Copy out all of the data exactly as it appears.

>> start Data extract

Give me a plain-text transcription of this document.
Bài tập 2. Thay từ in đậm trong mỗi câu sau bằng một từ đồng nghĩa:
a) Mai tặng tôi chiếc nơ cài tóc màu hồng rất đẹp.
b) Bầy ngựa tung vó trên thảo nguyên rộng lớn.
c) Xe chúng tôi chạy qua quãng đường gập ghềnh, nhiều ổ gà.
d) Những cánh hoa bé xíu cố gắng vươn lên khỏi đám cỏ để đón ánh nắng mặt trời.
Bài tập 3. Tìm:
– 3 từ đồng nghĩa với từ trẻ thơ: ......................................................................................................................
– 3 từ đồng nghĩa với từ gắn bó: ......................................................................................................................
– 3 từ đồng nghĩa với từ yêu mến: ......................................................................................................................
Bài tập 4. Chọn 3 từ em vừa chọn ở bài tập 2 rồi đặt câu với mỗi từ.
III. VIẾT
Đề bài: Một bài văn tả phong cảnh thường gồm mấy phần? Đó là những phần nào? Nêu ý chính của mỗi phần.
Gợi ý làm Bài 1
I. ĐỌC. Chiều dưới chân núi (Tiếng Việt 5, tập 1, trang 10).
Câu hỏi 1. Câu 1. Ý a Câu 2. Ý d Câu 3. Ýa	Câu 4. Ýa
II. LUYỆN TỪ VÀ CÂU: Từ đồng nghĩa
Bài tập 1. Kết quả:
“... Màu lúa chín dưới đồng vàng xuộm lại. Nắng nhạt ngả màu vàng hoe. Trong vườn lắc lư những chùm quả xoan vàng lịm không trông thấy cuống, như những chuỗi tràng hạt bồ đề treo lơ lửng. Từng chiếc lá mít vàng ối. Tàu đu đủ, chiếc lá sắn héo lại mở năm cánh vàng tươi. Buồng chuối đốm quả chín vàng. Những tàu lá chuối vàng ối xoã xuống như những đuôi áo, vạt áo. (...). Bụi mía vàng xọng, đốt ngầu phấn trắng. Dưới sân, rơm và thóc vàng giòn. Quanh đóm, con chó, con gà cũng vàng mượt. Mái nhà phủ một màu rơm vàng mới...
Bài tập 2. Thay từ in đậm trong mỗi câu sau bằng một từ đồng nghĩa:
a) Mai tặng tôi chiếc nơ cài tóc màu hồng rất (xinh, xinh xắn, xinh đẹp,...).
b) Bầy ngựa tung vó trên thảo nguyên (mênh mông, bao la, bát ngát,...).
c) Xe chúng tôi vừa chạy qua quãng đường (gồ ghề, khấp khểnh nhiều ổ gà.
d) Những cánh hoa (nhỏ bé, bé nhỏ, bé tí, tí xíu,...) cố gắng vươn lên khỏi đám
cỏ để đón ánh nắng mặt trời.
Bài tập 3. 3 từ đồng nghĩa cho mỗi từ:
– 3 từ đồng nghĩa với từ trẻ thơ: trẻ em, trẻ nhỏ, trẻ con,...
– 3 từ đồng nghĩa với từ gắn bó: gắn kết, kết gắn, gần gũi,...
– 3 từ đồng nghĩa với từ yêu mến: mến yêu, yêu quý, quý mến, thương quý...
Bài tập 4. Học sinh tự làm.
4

>> end Data extract

• Result for this exercise:
Give me a plain-text transcription of this document.
Bài tập 2. Thay từ in đậm trong mỗi câu sau bằng một từ đồng nghĩa:
a) Mai tặng tôi chiếc nơ cài tóc màu hồng rất đẹp.
b) Bầy ngựa tung vó trên thảo nguyên rộng lớn.
c) Xe chúng tôi chạy qua quãng đường gập ghềnh, nhiều ổ gà.
d) Những cánh hoa bé xíu cố gắng vươn lên khỏi đám cỏ để đón ánh nắng mặt trời.
Bài tập 3. Tìm:
– 3 từ đồng nghĩa với từ trẻ thơ: ......................................................................................................................
– 3 từ đồng nghĩa với từ gắn bó: ......................................................................................................................
– 3 từ đồng nghĩa với từ yêu mến: ......................................................................................................................
Bài tập 4. Chọn 3 từ em vừa chọn ở bài tập 2 rồi đặt câu với mỗi từ.
III. VIẾT
Đề bài: Một bài văn tả phong cảnh thường gồm mấy phần? Đó là những phần nào? Nêu ý chính của mỗi phần.
Gợi ý làm Bài 1
I. ĐỌC. Chiều dưới chân núi (Tiếng Việt 5, tập 1, trang 10).
Câu hỏi 1. Câu 1. Ý a Câu 2. Ý d Câu 3. Ýa	Câu 4. Ýa
II. LUYỆN TỪ VÀ CÂU: Từ đồng nghĩa
Bài tập 1. Kết quả:
“... Màu lúa chín dưới đồng vàng xuộm lại. Nắng nhạt ngả màu vàng hoe. Trong vườn lắc lư những chùm quả xoan vàng lịm không trông thấy cuống, như những chuỗi tràng hạt bồ đề treo lơ lửng. Từng chiếc lá mít vàng ối. Tàu đu đủ, chiếc lá sắn héo lại mở năm cánh vàng tươi. Buồng chuối đốm quả chín vàng. Những tàu lá chuối vàng ối xoã xuống như những đuôi áo, vạt áo. (...). Bụi mía vàng xọng, đốt ngầu phấn trắng. Dưới sân, rơm và thóc vàng giòn. Quanh đóm, con chó, con gà cũng vàng mượt. Mái nhà phủ một màu rơm vàng mới...
Bài tập 2. Thay từ in đậm trong mỗi câu sau bằng một từ đồng nghĩa:
a) Mai tặng tôi chiếc nơ cài tóc màu hồng rất (xinh, xinh xắn, xinh đẹp,...).
b) Bầy ngựa tung vó trên thảo nguyên (mênh mông, bao la, bát ngát,...).
c) Xe chúng tôi vừa chạy qua quãng đường (gồ ghề, khấp khểnh nhiều ổ gà.
d) Những cánh hoa (nhỏ bé, bé nhỏ, bé tí, tí xíu,...) cố gắng vươn lên khỏi đám
cỏ để đón ánh nắng mặt trời.
Bài tập 3. 3 từ đồng nghĩa cho mỗi từ:
– 3 từ đồng nghĩa với từ trẻ thơ: trẻ em, trẻ nhỏ, trẻ con,...
– 3 từ đồng nghĩa với từ gắn bó: gắn kết, kết gắn, gần gũi,...
– 3 từ đồng nghĩa với từ yêu mến: mến yêu, yêu quý, quý mến, thương quý...
Bài tập 4. Học sinh tự làm.
4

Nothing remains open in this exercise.